"Japanese Dwarf Trees" from Brooklyn Daily Eagle

      "Fine Park Display" (1900), the half-story first paragraph of a three paragraph article is thus:

       "An exhibition of semi tropical and blossoming plants was opened to-day at the Prospect Park greenhouses, near the Ninth avenue wall at Seventh street.  The exhibition is held in the old palm house and in the new one, which has recently been built just south of the former palm house.  The exhibition hall, as the old palm house is now termed, presents a beautiful picture to the eye and the conglomeration of pleasant odors makes one wish to spend much time there.  The outside of the pathway leading around the building is banked with rich displays of azaleas and cineraria-hybrida.  On entering the door one is confronted by an orange tree in full bloom and having on its branches both green and ripe fruit, while the middle of the building is occupied by a choice display of acacia, a yellow blossoming flower; bay trees, both standard and pyramidical in shape; genestias, a phenix [sic] or date palm, English wallflowers, a rarity, and Japanese dwarf trees, which, although they are over fifty years of age, stand less than a foot in height.  Beside these there are hyacinths and carnations of deep and handsome shades.  At both the east and west ends of the building are large banks of Chinese primroses." 1


1     Brooklyn Daily Eagle, February 17, 1900, pg. 9.  In 1910 the Brooklyn Botanic Garden would be opened in the north end of the park, having been planned on 39 acres there in 1897.

**Recorded data**

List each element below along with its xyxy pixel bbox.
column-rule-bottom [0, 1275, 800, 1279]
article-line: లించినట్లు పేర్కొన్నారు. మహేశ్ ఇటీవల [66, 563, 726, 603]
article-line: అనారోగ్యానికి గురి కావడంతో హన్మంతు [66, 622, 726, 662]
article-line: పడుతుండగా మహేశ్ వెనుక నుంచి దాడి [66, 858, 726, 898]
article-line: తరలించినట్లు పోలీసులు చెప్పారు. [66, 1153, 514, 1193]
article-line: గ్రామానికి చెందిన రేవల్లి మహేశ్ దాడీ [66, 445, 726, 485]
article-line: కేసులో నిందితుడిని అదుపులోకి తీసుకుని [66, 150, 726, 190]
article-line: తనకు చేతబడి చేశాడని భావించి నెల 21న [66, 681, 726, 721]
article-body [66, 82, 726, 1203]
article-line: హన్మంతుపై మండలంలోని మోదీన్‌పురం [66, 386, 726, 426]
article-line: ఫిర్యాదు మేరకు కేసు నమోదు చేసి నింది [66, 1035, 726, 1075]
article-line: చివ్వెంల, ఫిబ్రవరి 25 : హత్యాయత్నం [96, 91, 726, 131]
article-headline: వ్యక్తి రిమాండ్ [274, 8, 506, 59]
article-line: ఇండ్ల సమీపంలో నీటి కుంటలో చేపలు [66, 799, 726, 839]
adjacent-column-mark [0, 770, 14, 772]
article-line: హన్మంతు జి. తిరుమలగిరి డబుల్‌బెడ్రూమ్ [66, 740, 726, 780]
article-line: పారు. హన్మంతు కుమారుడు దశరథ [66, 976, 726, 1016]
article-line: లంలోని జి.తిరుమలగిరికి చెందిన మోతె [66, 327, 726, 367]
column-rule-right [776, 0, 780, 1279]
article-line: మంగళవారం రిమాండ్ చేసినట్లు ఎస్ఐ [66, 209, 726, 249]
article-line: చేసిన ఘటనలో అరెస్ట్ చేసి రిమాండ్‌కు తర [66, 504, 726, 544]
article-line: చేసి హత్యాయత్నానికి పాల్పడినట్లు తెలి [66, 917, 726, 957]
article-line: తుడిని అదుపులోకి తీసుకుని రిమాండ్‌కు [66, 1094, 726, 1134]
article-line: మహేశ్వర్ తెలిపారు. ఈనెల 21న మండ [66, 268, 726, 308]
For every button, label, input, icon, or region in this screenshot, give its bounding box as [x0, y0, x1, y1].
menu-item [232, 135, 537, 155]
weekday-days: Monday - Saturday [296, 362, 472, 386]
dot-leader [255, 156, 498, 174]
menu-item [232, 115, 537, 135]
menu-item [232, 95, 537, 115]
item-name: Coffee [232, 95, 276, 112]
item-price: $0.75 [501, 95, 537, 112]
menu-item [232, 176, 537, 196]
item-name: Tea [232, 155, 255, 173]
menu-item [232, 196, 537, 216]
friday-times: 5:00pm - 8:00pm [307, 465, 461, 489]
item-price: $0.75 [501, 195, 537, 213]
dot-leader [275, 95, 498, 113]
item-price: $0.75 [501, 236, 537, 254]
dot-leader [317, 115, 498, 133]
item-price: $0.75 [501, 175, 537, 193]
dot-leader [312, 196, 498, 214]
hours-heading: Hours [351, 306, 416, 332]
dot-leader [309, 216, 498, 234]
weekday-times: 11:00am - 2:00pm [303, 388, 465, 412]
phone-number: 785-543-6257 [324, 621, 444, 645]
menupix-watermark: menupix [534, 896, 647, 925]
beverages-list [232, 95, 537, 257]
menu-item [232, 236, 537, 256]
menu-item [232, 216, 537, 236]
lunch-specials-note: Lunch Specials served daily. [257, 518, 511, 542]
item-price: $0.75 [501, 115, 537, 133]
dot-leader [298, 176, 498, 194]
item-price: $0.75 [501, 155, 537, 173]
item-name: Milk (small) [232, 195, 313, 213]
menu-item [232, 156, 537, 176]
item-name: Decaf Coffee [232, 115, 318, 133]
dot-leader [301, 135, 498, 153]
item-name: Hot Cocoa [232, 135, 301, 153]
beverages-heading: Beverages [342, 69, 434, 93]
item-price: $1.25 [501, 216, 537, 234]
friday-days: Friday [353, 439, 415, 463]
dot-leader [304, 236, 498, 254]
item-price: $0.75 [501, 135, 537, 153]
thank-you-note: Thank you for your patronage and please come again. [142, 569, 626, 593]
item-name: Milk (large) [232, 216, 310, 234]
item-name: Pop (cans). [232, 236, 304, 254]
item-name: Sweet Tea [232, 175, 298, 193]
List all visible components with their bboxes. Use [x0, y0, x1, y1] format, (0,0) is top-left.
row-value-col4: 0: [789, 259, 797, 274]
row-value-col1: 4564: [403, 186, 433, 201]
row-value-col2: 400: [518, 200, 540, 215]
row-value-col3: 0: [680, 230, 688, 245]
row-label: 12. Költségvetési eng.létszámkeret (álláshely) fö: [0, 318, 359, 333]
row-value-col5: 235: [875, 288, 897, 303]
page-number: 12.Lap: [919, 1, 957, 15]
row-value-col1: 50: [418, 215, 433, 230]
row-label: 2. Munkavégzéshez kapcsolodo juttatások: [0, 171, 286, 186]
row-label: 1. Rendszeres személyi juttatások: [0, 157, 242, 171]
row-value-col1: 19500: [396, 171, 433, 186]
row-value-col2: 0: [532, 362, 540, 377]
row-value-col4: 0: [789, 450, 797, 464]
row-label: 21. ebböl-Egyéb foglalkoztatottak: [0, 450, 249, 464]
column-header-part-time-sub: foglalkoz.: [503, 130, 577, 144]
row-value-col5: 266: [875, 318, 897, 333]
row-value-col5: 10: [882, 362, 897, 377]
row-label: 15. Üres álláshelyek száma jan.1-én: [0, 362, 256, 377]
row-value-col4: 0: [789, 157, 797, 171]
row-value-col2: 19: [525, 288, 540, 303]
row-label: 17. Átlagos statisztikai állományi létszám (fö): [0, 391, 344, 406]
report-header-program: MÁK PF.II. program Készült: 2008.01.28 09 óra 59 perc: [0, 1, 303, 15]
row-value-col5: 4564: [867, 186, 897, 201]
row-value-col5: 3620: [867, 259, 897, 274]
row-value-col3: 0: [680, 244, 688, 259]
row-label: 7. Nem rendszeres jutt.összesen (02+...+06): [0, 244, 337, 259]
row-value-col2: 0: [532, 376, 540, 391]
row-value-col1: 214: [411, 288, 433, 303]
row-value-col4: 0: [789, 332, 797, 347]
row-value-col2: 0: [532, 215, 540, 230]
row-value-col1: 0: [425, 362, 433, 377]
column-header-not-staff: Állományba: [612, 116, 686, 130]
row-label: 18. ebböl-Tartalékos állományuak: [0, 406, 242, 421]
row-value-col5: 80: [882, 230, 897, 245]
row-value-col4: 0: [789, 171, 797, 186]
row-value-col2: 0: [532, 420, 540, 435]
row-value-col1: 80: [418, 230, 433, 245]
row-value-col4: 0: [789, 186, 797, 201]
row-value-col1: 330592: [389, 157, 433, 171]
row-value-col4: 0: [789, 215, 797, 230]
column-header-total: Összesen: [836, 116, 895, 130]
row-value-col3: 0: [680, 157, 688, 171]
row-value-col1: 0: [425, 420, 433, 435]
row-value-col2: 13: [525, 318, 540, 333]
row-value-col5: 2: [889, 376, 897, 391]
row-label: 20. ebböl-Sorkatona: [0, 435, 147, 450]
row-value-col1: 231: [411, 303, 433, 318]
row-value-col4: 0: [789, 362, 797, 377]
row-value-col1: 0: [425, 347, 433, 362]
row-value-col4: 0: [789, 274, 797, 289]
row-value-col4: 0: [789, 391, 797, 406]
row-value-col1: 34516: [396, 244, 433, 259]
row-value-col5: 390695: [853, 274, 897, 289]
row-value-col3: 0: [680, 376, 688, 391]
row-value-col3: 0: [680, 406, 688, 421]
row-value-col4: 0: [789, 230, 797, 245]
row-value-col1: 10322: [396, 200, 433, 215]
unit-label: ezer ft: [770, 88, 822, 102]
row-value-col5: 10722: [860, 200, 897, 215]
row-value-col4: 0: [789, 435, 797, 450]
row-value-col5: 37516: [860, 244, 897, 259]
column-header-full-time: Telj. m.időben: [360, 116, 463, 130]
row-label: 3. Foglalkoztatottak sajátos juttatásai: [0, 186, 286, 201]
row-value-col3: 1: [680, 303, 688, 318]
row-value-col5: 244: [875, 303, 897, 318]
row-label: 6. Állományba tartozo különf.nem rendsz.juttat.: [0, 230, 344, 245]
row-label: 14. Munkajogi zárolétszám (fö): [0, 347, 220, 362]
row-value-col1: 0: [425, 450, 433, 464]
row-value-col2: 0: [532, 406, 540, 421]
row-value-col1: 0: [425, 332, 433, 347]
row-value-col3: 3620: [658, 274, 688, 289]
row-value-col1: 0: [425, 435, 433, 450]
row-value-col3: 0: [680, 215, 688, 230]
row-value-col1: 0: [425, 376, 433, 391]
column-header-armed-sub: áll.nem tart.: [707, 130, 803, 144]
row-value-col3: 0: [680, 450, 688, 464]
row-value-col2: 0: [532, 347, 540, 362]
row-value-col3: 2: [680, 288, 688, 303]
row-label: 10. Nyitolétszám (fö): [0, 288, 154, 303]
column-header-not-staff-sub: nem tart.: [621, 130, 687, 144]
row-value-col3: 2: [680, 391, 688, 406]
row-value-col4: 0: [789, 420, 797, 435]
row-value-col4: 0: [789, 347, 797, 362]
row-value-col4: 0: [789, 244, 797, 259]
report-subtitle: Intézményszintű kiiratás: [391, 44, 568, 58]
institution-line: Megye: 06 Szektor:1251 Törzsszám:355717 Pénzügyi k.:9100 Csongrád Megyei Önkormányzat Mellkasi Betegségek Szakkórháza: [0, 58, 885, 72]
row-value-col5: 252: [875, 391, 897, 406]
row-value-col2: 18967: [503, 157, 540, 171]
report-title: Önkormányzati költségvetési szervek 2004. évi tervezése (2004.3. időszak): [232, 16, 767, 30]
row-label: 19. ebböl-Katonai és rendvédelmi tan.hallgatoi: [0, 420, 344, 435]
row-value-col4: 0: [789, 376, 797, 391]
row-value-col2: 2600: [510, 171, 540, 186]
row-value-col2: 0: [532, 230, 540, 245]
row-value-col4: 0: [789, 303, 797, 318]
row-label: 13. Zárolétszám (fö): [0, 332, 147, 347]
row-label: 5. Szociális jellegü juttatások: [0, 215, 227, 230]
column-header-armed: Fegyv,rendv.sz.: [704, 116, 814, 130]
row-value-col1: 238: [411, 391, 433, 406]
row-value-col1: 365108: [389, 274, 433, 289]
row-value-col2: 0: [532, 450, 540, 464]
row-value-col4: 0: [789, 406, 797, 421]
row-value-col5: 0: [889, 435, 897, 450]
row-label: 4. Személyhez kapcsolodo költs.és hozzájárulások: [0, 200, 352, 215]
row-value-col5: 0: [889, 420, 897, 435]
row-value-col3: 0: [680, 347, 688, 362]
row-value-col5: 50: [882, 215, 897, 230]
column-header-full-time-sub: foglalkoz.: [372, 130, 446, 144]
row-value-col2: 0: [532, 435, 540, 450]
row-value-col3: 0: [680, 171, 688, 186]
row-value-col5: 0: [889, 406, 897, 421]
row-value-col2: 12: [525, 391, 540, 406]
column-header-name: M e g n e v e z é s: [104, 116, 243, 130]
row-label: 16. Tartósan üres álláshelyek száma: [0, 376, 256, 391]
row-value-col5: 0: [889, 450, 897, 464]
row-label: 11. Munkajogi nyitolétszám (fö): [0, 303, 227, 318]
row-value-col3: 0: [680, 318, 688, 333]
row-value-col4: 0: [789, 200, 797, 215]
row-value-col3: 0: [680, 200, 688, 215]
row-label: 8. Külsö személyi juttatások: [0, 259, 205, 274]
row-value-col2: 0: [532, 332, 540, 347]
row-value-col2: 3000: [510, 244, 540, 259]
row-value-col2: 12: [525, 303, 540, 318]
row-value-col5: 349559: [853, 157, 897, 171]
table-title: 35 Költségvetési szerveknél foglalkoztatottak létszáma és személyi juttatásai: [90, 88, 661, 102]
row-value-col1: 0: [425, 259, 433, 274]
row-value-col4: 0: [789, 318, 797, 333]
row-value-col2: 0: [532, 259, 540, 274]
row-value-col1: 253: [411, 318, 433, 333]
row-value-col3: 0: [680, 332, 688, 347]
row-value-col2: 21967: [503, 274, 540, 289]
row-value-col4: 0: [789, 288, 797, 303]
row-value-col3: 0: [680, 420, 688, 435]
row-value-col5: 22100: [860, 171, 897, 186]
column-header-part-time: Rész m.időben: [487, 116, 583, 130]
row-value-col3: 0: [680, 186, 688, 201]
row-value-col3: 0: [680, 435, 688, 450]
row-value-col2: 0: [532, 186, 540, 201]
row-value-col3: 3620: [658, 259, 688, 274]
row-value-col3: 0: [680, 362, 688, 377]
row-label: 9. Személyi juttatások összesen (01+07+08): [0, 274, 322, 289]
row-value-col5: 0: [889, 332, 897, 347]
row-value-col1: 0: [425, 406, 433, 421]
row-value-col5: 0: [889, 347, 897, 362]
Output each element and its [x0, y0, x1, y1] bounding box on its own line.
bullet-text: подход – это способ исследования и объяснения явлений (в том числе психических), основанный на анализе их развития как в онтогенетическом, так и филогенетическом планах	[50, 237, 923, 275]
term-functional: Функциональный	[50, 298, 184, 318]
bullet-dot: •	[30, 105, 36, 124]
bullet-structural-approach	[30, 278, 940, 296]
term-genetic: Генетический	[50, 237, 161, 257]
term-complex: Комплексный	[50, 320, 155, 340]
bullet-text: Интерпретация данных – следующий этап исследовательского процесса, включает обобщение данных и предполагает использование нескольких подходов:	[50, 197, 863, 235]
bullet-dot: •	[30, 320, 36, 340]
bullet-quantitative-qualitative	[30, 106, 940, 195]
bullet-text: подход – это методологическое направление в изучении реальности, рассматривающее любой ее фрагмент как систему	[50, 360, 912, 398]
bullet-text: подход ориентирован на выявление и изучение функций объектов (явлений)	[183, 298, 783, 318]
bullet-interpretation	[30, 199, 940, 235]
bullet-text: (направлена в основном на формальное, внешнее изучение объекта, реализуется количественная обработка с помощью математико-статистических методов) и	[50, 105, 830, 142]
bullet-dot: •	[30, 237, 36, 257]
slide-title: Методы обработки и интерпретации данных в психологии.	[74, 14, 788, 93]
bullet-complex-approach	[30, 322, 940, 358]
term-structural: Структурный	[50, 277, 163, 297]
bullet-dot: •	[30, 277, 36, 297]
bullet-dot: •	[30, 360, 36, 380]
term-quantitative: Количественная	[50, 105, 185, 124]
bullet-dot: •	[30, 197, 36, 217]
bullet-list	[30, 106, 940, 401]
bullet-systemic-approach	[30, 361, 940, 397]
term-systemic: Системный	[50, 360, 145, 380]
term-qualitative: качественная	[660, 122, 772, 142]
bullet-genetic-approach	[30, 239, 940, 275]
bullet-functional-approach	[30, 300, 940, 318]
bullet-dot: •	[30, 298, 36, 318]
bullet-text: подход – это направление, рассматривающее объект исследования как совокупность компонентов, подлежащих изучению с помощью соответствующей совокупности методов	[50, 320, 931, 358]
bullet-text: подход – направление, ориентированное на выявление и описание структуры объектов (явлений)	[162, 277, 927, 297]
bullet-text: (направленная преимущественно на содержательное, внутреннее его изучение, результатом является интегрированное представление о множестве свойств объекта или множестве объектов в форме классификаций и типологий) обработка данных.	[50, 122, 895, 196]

**Activity 1**
Answer these questions from the Prospect Park exhibition text.
(a) Where was the exhibition opened?
(b) What did the orange tree near the door have on its branches?
(c) In what year would the Brooklyn Botanic Garden be opened?
**Activity 2**
According to the Prospect Park exhibition text, which plants occupy the middle of the building? List them all.

**Written response 1**
(a) At the Prospect Park greenhouses, near the Ninth avenue wall at Seventh street.
(b) Both green and ripe fruit.
(c) 1910.

**Written response 2**
- Acacia
- Bay trees, both standard and pyramidical in shape
- Genestias
- A phenix or date palm
- English wallflowers
- Japanese dwarf trees